▶ REQUIRED WORK
Extract, exactly as written, all lines of the material below from the line that includes "Enumerate this screenshot's" through its last line.

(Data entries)

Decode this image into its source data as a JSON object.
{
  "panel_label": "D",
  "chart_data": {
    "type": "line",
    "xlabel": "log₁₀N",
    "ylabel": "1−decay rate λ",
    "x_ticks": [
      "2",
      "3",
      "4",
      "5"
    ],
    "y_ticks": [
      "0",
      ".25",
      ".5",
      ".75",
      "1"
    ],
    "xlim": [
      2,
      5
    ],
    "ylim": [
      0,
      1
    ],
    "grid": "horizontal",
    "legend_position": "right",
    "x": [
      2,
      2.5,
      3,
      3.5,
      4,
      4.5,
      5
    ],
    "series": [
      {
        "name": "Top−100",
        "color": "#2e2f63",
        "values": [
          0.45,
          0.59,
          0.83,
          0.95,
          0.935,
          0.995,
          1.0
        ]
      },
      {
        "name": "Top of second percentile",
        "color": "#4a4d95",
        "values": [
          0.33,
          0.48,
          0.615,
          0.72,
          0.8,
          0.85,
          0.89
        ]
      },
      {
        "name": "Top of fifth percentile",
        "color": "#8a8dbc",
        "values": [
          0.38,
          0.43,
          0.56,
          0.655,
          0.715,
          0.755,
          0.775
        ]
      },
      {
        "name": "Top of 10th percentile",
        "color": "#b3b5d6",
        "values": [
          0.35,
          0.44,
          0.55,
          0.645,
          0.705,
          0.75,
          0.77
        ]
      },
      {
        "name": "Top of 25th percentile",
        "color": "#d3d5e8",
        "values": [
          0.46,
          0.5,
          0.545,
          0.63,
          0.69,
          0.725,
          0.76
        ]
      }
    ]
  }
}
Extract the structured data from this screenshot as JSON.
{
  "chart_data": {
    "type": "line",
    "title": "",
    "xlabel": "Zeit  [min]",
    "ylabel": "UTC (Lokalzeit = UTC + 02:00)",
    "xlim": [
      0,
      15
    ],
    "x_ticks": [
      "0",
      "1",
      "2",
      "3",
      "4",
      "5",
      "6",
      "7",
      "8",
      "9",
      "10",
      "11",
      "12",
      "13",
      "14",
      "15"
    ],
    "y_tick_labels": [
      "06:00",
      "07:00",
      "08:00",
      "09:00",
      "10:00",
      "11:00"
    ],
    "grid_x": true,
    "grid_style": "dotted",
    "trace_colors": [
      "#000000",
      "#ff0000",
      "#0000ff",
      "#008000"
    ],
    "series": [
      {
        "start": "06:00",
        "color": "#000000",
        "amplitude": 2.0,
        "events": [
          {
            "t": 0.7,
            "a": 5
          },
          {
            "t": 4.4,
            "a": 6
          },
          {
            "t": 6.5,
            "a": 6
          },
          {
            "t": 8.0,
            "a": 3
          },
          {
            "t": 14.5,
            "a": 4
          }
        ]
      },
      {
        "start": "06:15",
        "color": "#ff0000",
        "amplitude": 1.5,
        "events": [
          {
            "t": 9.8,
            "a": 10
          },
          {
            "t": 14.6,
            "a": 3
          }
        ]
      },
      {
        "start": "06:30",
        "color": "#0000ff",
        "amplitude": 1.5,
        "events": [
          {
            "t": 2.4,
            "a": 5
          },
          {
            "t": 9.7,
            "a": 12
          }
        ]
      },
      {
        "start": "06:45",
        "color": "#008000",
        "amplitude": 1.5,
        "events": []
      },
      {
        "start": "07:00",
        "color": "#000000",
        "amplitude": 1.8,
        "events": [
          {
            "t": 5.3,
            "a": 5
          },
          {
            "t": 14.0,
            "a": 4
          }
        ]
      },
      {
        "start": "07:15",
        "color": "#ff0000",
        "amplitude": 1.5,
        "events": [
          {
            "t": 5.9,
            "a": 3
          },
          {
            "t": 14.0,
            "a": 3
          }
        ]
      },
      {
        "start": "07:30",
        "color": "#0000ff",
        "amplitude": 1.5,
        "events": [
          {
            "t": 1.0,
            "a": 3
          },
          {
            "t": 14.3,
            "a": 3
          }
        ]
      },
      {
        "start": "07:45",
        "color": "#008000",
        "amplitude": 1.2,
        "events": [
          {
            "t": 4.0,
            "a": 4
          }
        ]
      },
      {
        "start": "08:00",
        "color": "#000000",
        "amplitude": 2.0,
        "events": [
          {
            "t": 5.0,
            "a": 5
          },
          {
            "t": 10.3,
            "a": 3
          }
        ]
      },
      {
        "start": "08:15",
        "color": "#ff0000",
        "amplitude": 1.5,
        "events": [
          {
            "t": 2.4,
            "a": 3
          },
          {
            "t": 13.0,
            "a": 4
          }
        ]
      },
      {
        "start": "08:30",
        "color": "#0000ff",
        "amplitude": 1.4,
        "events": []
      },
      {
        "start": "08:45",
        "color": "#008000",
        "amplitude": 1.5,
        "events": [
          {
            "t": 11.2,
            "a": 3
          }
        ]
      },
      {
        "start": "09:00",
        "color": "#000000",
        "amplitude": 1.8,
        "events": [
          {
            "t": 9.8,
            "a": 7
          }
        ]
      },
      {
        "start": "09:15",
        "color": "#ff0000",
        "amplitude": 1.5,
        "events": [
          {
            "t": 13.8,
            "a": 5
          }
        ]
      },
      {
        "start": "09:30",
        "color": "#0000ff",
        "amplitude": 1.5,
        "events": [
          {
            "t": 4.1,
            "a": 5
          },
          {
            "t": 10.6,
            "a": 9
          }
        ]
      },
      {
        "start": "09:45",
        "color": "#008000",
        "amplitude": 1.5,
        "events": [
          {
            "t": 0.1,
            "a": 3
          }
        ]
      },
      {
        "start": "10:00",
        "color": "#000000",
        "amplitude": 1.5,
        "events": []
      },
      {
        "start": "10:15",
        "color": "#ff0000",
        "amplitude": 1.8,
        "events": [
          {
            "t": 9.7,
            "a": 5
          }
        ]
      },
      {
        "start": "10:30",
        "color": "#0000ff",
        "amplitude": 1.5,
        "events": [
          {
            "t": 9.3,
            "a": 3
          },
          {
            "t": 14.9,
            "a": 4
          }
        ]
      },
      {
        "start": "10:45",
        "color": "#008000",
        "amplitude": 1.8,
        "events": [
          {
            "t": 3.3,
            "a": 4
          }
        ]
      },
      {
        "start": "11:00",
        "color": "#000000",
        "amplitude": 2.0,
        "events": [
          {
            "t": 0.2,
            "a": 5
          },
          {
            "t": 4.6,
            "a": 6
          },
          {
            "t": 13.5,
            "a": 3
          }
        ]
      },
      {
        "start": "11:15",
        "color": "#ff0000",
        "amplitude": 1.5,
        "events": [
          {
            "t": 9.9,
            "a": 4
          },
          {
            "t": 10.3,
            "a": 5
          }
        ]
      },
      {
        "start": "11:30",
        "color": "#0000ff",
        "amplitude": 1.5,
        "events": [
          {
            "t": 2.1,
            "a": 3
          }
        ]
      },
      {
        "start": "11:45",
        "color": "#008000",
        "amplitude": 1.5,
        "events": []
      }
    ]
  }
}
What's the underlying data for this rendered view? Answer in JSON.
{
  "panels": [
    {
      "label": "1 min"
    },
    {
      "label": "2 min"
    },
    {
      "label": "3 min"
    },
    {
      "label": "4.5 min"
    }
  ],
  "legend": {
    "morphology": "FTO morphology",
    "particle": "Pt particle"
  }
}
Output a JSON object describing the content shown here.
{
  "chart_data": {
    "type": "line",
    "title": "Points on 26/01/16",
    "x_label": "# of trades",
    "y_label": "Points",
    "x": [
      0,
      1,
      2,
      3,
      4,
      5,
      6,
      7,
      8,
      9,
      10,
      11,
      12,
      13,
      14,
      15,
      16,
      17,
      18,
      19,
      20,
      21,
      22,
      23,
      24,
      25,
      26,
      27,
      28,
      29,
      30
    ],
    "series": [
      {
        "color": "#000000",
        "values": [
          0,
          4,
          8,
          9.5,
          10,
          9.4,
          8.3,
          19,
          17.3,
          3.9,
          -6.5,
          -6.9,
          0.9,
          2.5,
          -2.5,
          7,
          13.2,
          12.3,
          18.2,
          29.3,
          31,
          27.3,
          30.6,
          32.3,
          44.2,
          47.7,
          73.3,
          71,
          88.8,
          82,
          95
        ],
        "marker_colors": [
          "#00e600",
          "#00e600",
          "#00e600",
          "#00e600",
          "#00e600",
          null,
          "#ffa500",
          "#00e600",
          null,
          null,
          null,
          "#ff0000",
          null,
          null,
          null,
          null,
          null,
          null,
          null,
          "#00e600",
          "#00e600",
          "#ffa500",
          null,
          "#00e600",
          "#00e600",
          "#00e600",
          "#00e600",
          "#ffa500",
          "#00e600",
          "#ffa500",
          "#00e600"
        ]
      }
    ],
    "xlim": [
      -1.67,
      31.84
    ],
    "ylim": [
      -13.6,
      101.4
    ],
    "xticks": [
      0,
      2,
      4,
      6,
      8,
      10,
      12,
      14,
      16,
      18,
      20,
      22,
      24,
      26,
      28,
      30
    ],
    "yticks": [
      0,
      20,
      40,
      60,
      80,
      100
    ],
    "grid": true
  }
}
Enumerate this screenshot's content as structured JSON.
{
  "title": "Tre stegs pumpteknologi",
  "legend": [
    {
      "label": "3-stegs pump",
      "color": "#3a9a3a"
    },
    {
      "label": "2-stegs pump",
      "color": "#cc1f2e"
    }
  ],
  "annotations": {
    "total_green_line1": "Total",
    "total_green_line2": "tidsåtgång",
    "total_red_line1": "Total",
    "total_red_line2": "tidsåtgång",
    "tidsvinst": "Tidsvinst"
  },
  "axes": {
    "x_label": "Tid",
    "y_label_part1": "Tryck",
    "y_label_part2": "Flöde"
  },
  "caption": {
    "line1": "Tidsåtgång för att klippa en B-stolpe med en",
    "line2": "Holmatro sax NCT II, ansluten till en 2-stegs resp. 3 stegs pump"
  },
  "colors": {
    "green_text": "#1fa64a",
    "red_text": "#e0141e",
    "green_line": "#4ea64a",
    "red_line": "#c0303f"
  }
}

▶ OUTPUT
Enumerate this screenshot's content as structured JSON.
{
  "title": "Tre stegs pumpteknologi",
  "legend": [
    {
      "label": "3-stegs pump",
      "color": "#3a9a3a"
    },
    {
      "label": "2-stegs pump",
      "color": "#cc1f2e"
    }
  ],
  "annotations": {
    "total_green_line1": "Total",
    "total_green_line2": "tidsåtgång",
    "total_red_line1": "Total",
    "total_red_line2": "tidsåtgång",
    "tidsvinst": "Tidsvinst"
  },
  "axes": {
    "x_label": "Tid",
    "y_label_part1": "Tryck",
    "y_label_part2": "Flöde"
  },
  "caption": {
    "line1": "Tidsåtgång för att klippa en B-stolpe med en",
    "line2": "Holmatro sax NCT II, ansluten till en 2-stegs resp. 3 stegs pump"
  },
  "colors": {
    "green_text": "#1fa64a",
    "red_text": "#e0141e",
    "green_line": "#4ea64a",
    "red_line": "#c0303f"
  }
}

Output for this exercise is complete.